[Job]:
Find the string "companies" in the entries and copy each line that has it.

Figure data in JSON
>>>>>
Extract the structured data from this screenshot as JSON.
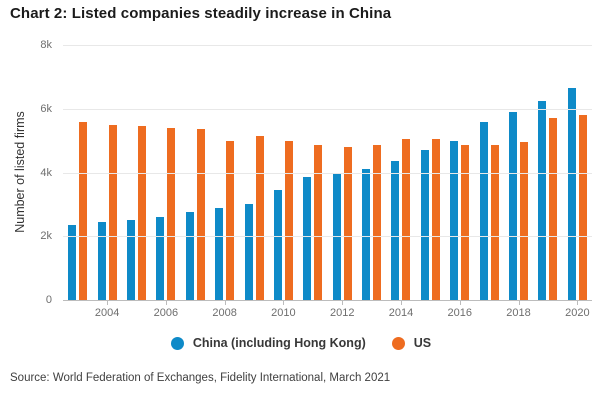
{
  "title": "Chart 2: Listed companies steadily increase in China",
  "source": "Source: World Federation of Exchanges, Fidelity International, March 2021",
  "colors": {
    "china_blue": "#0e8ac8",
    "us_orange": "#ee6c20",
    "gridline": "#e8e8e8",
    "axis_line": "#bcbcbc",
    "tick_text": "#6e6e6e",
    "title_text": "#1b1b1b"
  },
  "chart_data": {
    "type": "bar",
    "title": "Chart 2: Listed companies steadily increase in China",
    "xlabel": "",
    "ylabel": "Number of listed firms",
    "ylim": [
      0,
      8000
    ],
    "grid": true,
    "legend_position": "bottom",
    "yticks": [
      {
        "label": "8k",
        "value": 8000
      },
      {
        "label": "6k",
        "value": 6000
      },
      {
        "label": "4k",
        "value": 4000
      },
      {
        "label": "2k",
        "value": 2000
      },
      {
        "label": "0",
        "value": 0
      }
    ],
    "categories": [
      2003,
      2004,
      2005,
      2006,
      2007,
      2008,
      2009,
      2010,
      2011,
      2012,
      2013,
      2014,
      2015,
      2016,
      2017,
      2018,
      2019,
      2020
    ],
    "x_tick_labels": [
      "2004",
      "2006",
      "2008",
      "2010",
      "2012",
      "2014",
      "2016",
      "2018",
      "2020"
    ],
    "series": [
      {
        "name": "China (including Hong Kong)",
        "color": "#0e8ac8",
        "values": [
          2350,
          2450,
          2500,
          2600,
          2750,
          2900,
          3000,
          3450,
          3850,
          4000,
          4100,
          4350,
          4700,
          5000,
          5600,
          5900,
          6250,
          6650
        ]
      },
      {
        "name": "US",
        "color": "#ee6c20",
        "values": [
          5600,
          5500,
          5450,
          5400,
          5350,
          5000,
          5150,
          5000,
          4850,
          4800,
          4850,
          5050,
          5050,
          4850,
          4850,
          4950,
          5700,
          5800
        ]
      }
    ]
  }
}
<<<<<
[Finished answer]:
  "title": "Chart 2: Listed companies steadily increase in China",
    "title": "Chart 2: Listed companies steadily increase in China",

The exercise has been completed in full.